## Directive 1
In the Jan. 6 panel transcript, what job did Pat Cipollone hold in the White House?
## Directive 2
Write out the Jan. 6 panel transcript between "MARTINEZ: NPR justice" and "the election results.", inclusive.
## Directive 3
Name every person mentioned in the Jan. 6 panel transcript.

## Extracted text
Critical Trump-era figure to appear before the House Jan. 6 panel
A MARTINEZ, HOST:
The House January 6 Committee has interviewed hundreds of people so far in its investigation into the attack on the U.S. Capitol.
LEILA FADEL, HOST:
Today, the panel will talk to someone whose name has come up again and again during public hearings, former White House counsel Pat Cipollone. He's considered a key witness to former President Trump's attempts to overturn the 2020 election.
MARTINEZ: NPR justice correspondent Ryan Lucas joins us now. Ryan, we've heard the name Pat Cipollone a lot from the panel, from witnesses. It subpoenaed him last week. Why are they so eager to talk to him now?
RYAN LUCAS, BYLINE: Well, the committee really has been angling for this interview for a long time. It has already spoken with Cipollone. That was back in April, but it was an informal discussion. Now, as you said, he's set to appear under subpoena. This will be a transcribed interview. It's also expected to be videotaped. And the committee wants to talk to him because as White House counsel, Cipollone was in the room during several key moments and conversations following the 2020 election and up through January 6. So he really is a critical witness here, one of the most critical, even, to Trump's actions and his attempts to toss out the election results.

## Data shown
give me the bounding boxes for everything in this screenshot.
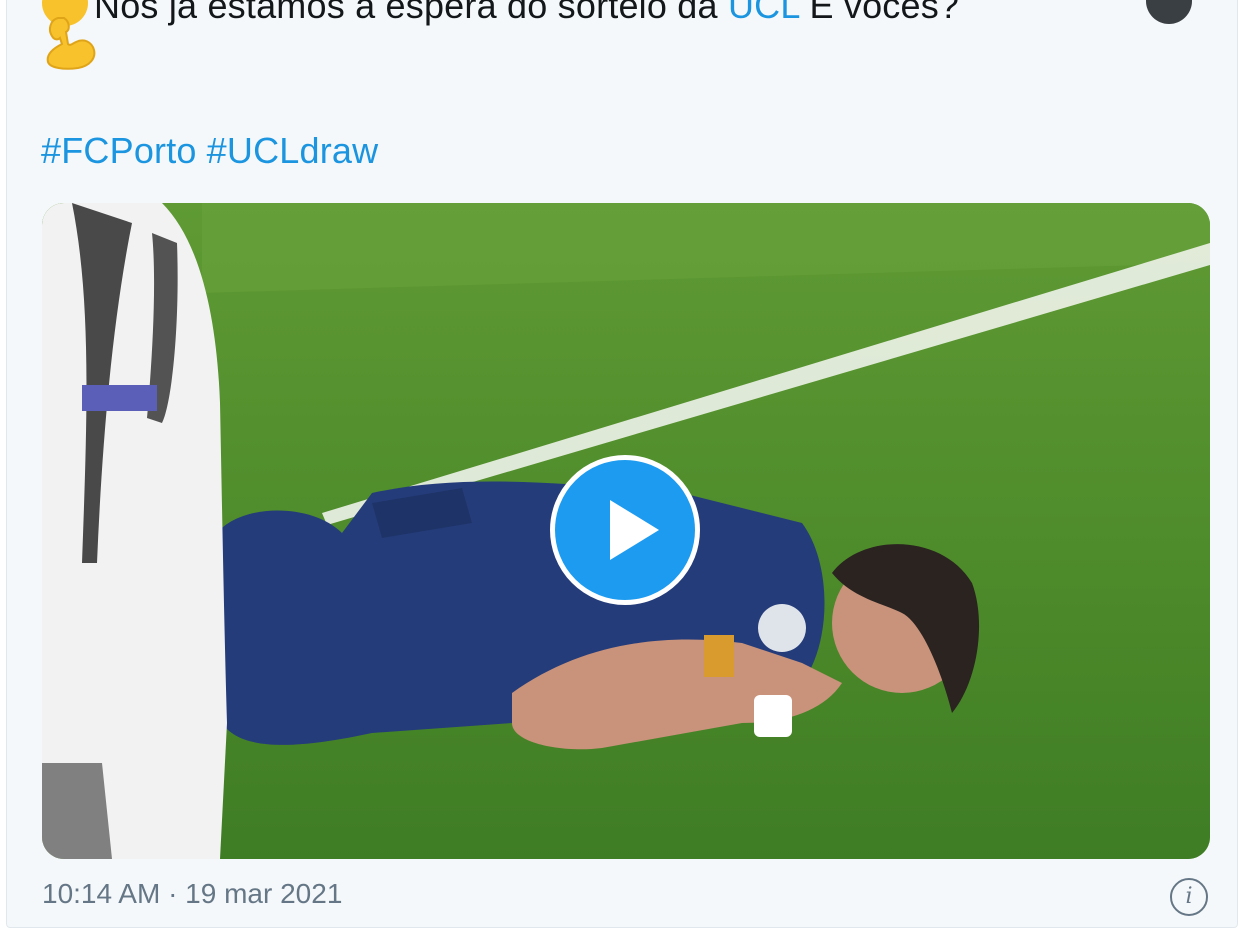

## Worked answer 1
White House counsel

## Worked answer 2
MARTINEZ: NPR justice correspondent Ryan Lucas joins us now. Ryan, we've heard the name Pat Cipollone a lot from the panel, from witnesses. It subpoenaed him last week. Why are they so eager to talk to him now?
RYAN LUCAS, BYLINE: Well, the committee really has been angling for this interview for a long time. It has already spoken with Cipollone. That was back in April, but it was an informal discussion. Now, as you said, he's set to appear under subpoena. This will be a transcribed interview. It's also expected to be videotaped. And the committee wants to talk to him because as White House counsel, Cipollone was in the room during several key moments and conversations following the 2020 election and up through January 6. So he really is a critical witness here, one of the most critical, even, to Trump's actions and his attempts to toss out the election results.

## Worked answer 3
A Martinez, Leila Fadel, Pat Cipollone, Trump, Ryan Lucas